FRAGMENTO PARA LEER »
+ + + + +

Llevamos meses leyendo y escuchando que lo que viene sucediendo en Cataluña desde el viraje independentista de CDC, ahora el PDCat, es un choque entre el principio democrático de las mayorías y el respeto a la legalidad. Al menos es como se plantea la cuestión desde un lado y otro de las trincheras políticas que ya han sido cavadas y en las que los adversarios se han refugiado para su particular batalla en la que ni se avanza ni se retrocede.

No creo sin embargo que las cuestiones que introducen en el debate público las pretensiones de secesión de la mayoría parlamentaria del Parlamento autonómico catalán se resuelvan simplemente recordando la vieja tensión entre el gobierno de las leyes (Estado de Derecho o rule of law) y el principio mayoritario en la toma de decisiones que es consustancial al sistema democrático[1]. Esta tensión no permite valorar si las pretensiones de los independentistas de someter a un referéndum unilateral su proyecto de secesión son justas o injustas.

Lo que el principio democrático añade y aporta al Estado de Derecho es la capacidad de acercar las decisiones legislativas y la elección de los gobiernos al consentimiento de los destinatarios de esas decisiones, de quienes van a resultar afectados por ellas, y esta cercanía (nunca total coincidencia) a su consentimiento es lo que permite afirmar que la Democracia es un sistema  más justo de toma de decisiones que otros que se han ensayado. Es el consentimiento de los afectados lo que se encuentra en la base misma de la pretensión de justicia del sistema democrático.

También exige la Democracia pluralismo político. Los gobernados pueden no solamente elegir a sus gobernantes y legisladores, sino eventualmente cambiarlos si no responden ya a las aspiraciones de la mayoría de ellos.

Desde esta sencilla perspectiva sobre la justicia del sistema democrático, creo que los independentistas catalanes no pueden aspirar a convencer racionalmente de que su planteamiento de un referéndum unilateral es democrático. Esta es posiblemente una paradoja, porque vienen haciendo uso de un reduccionismo inaceptable, pero sencillo de diluir en la opinión pública: votar es bueno por sí mismo, y siempre justo. Sin embargo, en Atenas se votaba mucho, se votaba sin límites, y no siempre era justo que determinadas decisiones se tomaran por un voto mayoritario. Que se lo digan a Sócrates, condenado a muerte por un Tribunal de 500 ciudadanos elegidos por sorteo, por cargos tan etéreos como corromper a la juventud con sus ideas. Que se lo digan a todos los ciudadanos atenienses condenados al exilio sin más motivo que la decisión mayoritaria de sus conciudadanos en las votaciones de ostracismo. Desde luego que no podríamos decir que estas eran decisiones justas porque tomaban en consideración el consentimiento de sus destinatarios. Todo lo contrario.

No entraré aquí en la crítica del bucanerismo político de convocar un referéndum con una exigua mayoría parlamentaria que representa a una minoría de votantes, sin una administración electoral independiente y en el que se pretende declarar la secesión de Cataluña sea cual sea la participación, con tal de que haya solamente un sí más que la suma de noes. Esto desde luego que no es democrático, pero es tan obvio que no merece la pena explicarlo. Voy más allá: lo que sostengo es que ningún referéndum de independencia convocado de forma unilateral, aunque tuviera todas las garantías, sería tampoco democrático. No porque no tenga amparo constitucional ni en el Derecho Internacional, que tampoco lo tiene, sino por la sencilla razón de que no permite que participen en la decisión la mayoría de los que resultarán afectados por ella.

+ + + + +

Un bloque de datos
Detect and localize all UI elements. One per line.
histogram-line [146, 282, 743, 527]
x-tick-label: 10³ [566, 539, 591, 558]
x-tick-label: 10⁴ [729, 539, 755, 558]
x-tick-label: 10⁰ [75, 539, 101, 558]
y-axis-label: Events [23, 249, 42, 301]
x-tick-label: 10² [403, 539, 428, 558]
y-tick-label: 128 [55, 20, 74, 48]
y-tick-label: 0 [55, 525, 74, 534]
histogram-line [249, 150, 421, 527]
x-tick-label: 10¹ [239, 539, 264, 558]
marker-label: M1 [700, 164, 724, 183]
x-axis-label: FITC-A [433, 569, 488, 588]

+ + + + +

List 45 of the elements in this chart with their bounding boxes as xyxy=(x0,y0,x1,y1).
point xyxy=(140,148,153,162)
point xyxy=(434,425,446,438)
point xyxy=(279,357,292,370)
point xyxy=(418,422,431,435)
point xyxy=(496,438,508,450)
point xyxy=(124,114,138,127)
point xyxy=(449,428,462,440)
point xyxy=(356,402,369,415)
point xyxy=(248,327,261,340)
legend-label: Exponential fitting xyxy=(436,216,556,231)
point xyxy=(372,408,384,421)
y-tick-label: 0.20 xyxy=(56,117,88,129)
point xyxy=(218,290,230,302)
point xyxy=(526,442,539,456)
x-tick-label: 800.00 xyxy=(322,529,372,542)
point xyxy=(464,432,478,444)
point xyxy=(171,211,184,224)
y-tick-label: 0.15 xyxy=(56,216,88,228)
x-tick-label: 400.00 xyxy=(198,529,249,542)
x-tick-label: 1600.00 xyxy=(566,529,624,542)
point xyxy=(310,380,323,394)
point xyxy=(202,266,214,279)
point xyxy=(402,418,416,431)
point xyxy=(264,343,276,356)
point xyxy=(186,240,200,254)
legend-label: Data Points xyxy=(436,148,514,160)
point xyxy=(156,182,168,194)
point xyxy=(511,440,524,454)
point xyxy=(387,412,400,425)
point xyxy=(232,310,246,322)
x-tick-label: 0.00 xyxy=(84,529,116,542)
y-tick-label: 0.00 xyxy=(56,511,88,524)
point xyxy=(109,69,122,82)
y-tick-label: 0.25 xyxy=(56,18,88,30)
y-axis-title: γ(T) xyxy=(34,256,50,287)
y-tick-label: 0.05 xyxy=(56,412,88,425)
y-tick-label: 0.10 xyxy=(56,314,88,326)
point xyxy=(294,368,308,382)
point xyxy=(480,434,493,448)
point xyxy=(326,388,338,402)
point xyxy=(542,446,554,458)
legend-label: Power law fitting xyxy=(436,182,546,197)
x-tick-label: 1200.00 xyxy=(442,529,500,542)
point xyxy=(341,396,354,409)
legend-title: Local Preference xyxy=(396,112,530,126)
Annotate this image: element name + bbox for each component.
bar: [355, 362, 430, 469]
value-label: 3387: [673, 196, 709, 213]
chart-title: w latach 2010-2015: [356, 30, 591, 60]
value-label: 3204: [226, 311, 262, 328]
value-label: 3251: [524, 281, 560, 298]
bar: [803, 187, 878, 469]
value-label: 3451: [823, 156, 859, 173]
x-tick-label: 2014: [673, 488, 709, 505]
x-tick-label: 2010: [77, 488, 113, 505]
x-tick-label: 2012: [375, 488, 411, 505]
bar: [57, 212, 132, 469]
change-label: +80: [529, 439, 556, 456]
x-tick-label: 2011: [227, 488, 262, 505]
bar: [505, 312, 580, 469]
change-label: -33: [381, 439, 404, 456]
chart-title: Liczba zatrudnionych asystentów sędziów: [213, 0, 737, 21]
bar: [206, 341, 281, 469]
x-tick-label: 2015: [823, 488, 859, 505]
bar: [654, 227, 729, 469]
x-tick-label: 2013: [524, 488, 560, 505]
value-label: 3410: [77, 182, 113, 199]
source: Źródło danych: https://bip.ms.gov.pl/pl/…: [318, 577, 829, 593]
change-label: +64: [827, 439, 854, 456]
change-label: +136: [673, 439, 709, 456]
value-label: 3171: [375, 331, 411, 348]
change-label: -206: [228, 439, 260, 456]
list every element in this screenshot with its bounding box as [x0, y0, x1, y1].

+ + + + +

TAREA DEL EJERCICIO » Prolonga el artículo sobre el referéndum independentista en Cataluña a partir de su último párrafo.

RESULTADO ESPERADO »
Para explicar mi postura quiero primero dejar claro que no creo que los realmente afectados sean la nación catalana, la nación española o la soberanía de cualquiera de estas dos entidades. Nación y soberanía son ficciones políticas. Conceptos que permiten expresar aspiraciones, pero no realidades. No niego que tengan su relevancia en el terreno puramente jurídico, porque están inscritos en la Constitución, pero estas consideraciones se deben situar fuera de lo estrictamente jurídico, ya que es evidente que el conflicto de legitimidades no se resuelve apelando únicamente al cumplimiento de la Ley.

La nación, desde que los revolucionarios franceses la encumbraron como sujeto político para combatir la legitimidad tradicional del monarca, ha sido definida de cientos de maneras diferentes, ninguna de las se corresponde con una realidad que se pueda identificar sin dificultad. Desde el plebiscito de todos los días de Renán hasta la tradicional definición étnico-cultural de Fichte, por citar las definiciones más conocidas y enfrentadas entre sí, la nación siempre alude a un órgano, un grupo social, que resulta complejo definir y se suele operar mediante metáforas o fórmulas abstrusas. No son quienes residen en un determinado lugar. No son quienes allí trabajan o votan, sino un conjunto definido por una aspiración de unión y de igualdad (relativa) entre sus miembros, construida en torno a las expresiones y rasgos que en cada momento mejor le vengan a quien pretenda definirla (lengua, historia, raza, apego a unos valores, etc.). Una nación no nace, no trabaja, no sufre ni paga impuestos. Esas son cosas que les pasan a los ciudadanos ‘con cara y ojos’.

La soberanía merece aún menos atención. La definición clásica es la de un poder político que no reconoce superior por encima de él. En un mundo globalizado, completamente dependiente del comercio internacional, cuyos estados se financian con la venta de deuda pública a gobiernos extranjeros, y en el que unos pocos de ellos tienen el poder de aniquilar con armas nucleares la vida entera del planeta, hablar de soberanía me parece un lenguaje propio de un sketch de Monty Python. Nada más.

Por lo tanto, caídos los velos del lenguaje del romanticismo, y centrados en nuestra realidad, ¿se puede afirmar que un referéndum unilateral de secesión en Cataluña permite que participen en esa decisión al menos la mayoría de los afectados por su resultado? No es así.

Consideremos que, aunque la nación es una ficción, lo que no es ninguna ficción son los numerosos pactos civiles de interconexión y solidaridad entre ciudadanos que la democracia española ha ido generando en sus cuarenta años de historia. No me refiero a particularismos étnico-culturales, lingüísticos o históricos. Me refiero a acuerdos concretos con consecuencias cruciales para la vida de los ciudadanos, que quedarían rotos y enterrados por un referéndum unilateral de independencia. El más importante de ellos, a mi juicio, es la Seguridad Social.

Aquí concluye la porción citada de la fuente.